PROMPT
Output the entries word for word. Omit images.
* Begin RECORDS FOR THIS EXERCISE *
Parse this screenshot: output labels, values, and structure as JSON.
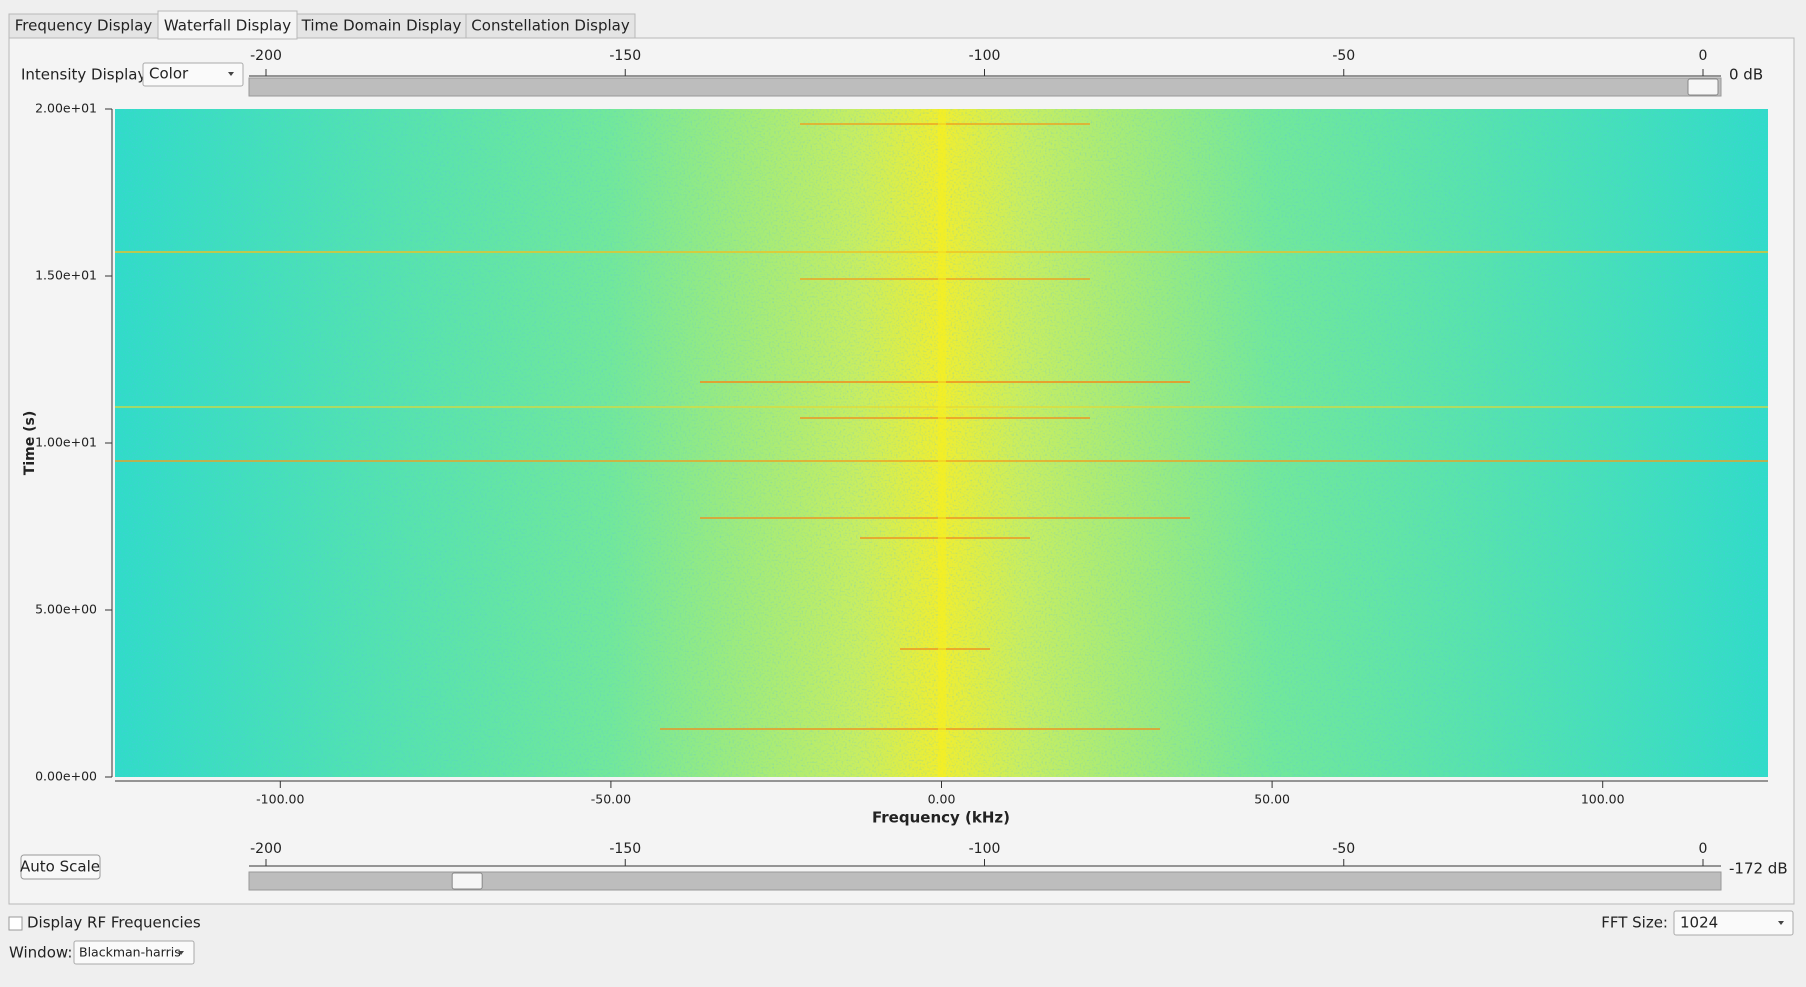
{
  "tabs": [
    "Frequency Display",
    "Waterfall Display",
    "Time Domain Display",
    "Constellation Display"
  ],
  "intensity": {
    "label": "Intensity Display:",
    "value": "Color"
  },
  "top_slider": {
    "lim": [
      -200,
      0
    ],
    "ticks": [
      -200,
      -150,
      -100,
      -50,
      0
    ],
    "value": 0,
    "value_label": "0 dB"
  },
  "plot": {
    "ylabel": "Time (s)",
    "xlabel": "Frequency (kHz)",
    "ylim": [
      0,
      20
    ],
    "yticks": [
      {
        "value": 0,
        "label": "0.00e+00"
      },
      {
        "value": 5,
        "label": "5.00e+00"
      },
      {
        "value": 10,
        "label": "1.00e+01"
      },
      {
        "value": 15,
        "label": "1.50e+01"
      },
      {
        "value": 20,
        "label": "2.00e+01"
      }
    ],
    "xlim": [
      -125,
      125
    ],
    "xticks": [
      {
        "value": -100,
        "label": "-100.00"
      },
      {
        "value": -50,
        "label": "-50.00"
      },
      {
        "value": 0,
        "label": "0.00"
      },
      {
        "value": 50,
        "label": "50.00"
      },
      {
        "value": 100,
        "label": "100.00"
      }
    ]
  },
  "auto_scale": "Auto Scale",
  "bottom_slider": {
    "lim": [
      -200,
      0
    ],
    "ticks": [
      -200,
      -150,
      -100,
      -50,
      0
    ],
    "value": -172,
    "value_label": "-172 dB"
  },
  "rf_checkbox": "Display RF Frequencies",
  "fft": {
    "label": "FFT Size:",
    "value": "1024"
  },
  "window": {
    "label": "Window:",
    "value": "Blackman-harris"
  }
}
* End RECORDS FOR THIS EXERCISE *
PROBLEM SOLUTION
Parse this screenshot: output labels, values, and structure as JSON.
{
  "tabs": [
    "Frequency Display",
    "Waterfall Display",
    "Time Domain Display",
    "Constellation Display"
  ],
  "intensity": {
    "label": "Intensity Display:",
    "value": "Color"
  },
  "top_slider": {
    "lim": [
      -200,
      0
    ],
    "ticks": [
      -200,
      -150,
      -100,
      -50,
      0
    ],
    "value": 0,
    "value_label": "0 dB"
  },
  "plot": {
    "ylabel": "Time (s)",
    "xlabel": "Frequency (kHz)",
    "ylim": [
      0,
      20
    ],
    "yticks": [
      {
        "value": 0,
        "label": "0.00e+00"
      },
      {
        "value": 5,
        "label": "5.00e+00"
      },
      {
        "value": 10,
        "label": "1.00e+01"
      },
      {
        "value": 15,
        "label": "1.50e+01"
      },
      {
        "value": 20,
        "label": "2.00e+01"
      }
    ],
    "xlim": [
      -125,
      125
    ],
    "xticks": [
      {
        "value": -100,
        "label": "-100.00"
      },
      {
        "value": -50,
        "label": "-50.00"
      },
      {
        "value": 0,
        "label": "0.00"
      },
      {
        "value": 50,
        "label": "50.00"
      },
      {
        "value": 100,
        "label": "100.00"
      }
    ]
  },
  "auto_scale": "Auto Scale",
  "bottom_slider": {
    "lim": [
      -200,
      0
    ],
    "ticks": [
      -200,
      -150,
      -100,
      -50,
      0
    ],
    "value": -172,
    "value_label": "-172 dB"
  },
  "rf_checkbox": "Display RF Frequencies",
  "fft": {
    "label": "FFT Size:",
    "value": "1024"
  },
  "window": {
    "label": "Window:",
    "value": "Blackman-harris"
  }
}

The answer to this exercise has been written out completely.